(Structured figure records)
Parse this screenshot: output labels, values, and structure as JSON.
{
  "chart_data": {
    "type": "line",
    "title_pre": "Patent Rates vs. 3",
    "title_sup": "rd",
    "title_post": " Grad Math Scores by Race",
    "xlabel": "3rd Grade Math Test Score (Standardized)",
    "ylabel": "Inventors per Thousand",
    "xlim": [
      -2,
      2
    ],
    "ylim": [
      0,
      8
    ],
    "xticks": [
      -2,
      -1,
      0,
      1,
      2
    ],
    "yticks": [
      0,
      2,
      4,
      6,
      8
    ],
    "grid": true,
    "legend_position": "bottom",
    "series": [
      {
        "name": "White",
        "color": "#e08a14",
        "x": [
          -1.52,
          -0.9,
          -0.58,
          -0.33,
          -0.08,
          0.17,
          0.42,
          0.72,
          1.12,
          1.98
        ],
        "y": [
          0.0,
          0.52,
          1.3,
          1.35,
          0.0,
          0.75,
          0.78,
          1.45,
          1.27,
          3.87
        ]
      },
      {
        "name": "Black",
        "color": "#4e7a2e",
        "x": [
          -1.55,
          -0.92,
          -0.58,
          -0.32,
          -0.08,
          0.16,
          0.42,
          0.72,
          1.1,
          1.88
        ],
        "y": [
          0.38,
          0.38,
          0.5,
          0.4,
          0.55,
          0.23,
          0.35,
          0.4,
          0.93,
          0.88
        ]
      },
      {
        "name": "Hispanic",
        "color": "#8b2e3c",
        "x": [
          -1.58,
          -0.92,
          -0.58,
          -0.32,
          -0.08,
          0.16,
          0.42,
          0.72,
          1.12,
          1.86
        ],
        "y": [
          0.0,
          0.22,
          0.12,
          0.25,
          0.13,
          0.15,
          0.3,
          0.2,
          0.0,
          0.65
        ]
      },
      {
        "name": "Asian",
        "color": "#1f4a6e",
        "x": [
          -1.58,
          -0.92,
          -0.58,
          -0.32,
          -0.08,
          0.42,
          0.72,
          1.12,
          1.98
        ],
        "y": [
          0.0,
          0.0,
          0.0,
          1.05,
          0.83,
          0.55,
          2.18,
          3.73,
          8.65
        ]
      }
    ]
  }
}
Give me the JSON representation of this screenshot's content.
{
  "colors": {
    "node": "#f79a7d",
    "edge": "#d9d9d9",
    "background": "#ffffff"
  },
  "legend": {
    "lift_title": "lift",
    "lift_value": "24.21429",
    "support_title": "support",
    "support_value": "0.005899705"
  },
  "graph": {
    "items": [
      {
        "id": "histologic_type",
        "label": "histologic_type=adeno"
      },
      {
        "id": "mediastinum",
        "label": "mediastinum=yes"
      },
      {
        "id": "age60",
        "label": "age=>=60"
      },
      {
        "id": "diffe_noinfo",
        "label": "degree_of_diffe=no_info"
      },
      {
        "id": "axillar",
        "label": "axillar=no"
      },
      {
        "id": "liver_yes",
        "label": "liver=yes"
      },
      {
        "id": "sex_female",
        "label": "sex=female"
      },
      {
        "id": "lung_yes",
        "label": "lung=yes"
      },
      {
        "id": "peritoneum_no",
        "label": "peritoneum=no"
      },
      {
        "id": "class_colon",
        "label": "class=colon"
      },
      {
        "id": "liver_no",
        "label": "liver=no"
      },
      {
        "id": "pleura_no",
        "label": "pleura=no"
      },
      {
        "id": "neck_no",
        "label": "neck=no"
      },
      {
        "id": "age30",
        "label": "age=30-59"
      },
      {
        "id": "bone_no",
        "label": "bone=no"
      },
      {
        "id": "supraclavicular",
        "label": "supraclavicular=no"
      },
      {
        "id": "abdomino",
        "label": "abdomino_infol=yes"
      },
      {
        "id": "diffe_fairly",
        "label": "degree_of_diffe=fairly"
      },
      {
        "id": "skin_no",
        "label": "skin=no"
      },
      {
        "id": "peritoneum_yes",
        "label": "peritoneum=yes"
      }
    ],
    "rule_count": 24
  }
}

* _Written task_: Give all of the entries again, word for word.

* _Response for this exercise_:
Parse this screenshot: output labels, values, and structure as JSON.
{
  "chart_data": {
    "type": "line",
    "title_pre": "Patent Rates vs. 3",
    "title_sup": "rd",
    "title_post": " Grad Math Scores by Race",
    "xlabel": "3rd Grade Math Test Score (Standardized)",
    "ylabel": "Inventors per Thousand",
    "xlim": [
      -2,
      2
    ],
    "ylim": [
      0,
      8
    ],
    "xticks": [
      -2,
      -1,
      0,
      1,
      2
    ],
    "yticks": [
      0,
      2,
      4,
      6,
      8
    ],
    "grid": true,
    "legend_position": "bottom",
    "series": [
      {
        "name": "White",
        "color": "#e08a14",
        "x": [
          -1.52,
          -0.9,
          -0.58,
          -0.33,
          -0.08,
          0.17,
          0.42,
          0.72,
          1.12,
          1.98
        ],
        "y": [
          0.0,
          0.52,
          1.3,
          1.35,
          0.0,
          0.75,
          0.78,
          1.45,
          1.27,
          3.87
        ]
      },
      {
        "name": "Black",
        "color": "#4e7a2e",
        "x": [
          -1.55,
          -0.92,
          -0.58,
          -0.32,
          -0.08,
          0.16,
          0.42,
          0.72,
          1.1,
          1.88
        ],
        "y": [
          0.38,
          0.38,
          0.5,
          0.4,
          0.55,
          0.23,
          0.35,
          0.4,
          0.93,
          0.88
        ]
      },
      {
        "name": "Hispanic",
        "color": "#8b2e3c",
        "x": [
          -1.58,
          -0.92,
          -0.58,
          -0.32,
          -0.08,
          0.16,
          0.42,
          0.72,
          1.12,
          1.86
        ],
        "y": [
          0.0,
          0.22,
          0.12,
          0.25,
          0.13,
          0.15,
          0.3,
          0.2,
          0.0,
          0.65
        ]
      },
      {
        "name": "Asian",
        "color": "#1f4a6e",
        "x": [
          -1.58,
          -0.92,
          -0.58,
          -0.32,
          -0.08,
          0.42,
          0.72,
          1.12,
          1.98
        ],
        "y": [
          0.0,
          0.0,
          0.0,
          1.05,
          0.83,
          0.55,
          2.18,
          3.73,
          8.65
        ]
      }
    ]
  }
}
Give me the JSON representation of this screenshot's content.
{
  "colors": {
    "node": "#f79a7d",
    "edge": "#d9d9d9",
    "background": "#ffffff"
  },
  "legend": {
    "lift_title": "lift",
    "lift_value": "24.21429",
    "support_title": "support",
    "support_value": "0.005899705"
  },
  "graph": {
    "items": [
      {
        "id": "histologic_type",
        "label": "histologic_type=adeno"
      },
      {
        "id": "mediastinum",
        "label": "mediastinum=yes"
      },
      {
        "id": "age60",
        "label": "age=>=60"
      },
      {
        "id": "diffe_noinfo",
        "label": "degree_of_diffe=no_info"
      },
      {
        "id": "axillar",
        "label": "axillar=no"
      },
      {
        "id": "liver_yes",
        "label": "liver=yes"
      },
      {
        "id": "sex_female",
        "label": "sex=female"
      },
      {
        "id": "lung_yes",
        "label": "lung=yes"
      },
      {
        "id": "peritoneum_no",
        "label": "peritoneum=no"
      },
      {
        "id": "class_colon",
        "label": "class=colon"
      },
      {
        "id": "liver_no",
        "label": "liver=no"
      },
      {
        "id": "pleura_no",
        "label": "pleura=no"
      },
      {
        "id": "neck_no",
        "label": "neck=no"
      },
      {
        "id": "age30",
        "label": "age=30-59"
      },
      {
        "id": "bone_no",
        "label": "bone=no"
      },
      {
        "id": "supraclavicular",
        "label": "supraclavicular=no"
      },
      {
        "id": "abdomino",
        "label": "abdomino_infol=yes"
      },
      {
        "id": "diffe_fairly",
        "label": "degree_of_diffe=fairly"
      },
      {
        "id": "skin_no",
        "label": "skin=no"
      },
      {
        "id": "peritoneum_yes",
        "label": "peritoneum=yes"
      }
    ],
    "rule_count": 24
  }
}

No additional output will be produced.